* **Your task**
Only lines with the word "label" are needed; collect each of them from the listing below.

* **Items**
--------
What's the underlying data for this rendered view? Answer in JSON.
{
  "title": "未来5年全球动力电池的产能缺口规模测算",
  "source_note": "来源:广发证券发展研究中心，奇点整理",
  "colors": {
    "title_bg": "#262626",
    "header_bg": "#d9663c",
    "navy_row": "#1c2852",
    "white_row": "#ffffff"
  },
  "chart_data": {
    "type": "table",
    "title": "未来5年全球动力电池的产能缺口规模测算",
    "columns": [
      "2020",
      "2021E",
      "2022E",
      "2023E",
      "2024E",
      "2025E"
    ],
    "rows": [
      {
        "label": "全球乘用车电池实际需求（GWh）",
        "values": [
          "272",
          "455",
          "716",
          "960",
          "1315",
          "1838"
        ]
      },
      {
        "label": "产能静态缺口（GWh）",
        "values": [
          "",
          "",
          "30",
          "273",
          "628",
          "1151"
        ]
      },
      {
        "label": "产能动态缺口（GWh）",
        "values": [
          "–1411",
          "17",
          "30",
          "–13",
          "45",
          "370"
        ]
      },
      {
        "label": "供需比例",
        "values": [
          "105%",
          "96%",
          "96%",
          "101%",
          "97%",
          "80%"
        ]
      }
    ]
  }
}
--------
* **Solution**
        "label": "全球乘用车电池实际需求（GWh）",
        "label": "产能静态缺口（GWh）",
        "label": "产能动态缺口（GWh）",
        "label": "供需比例",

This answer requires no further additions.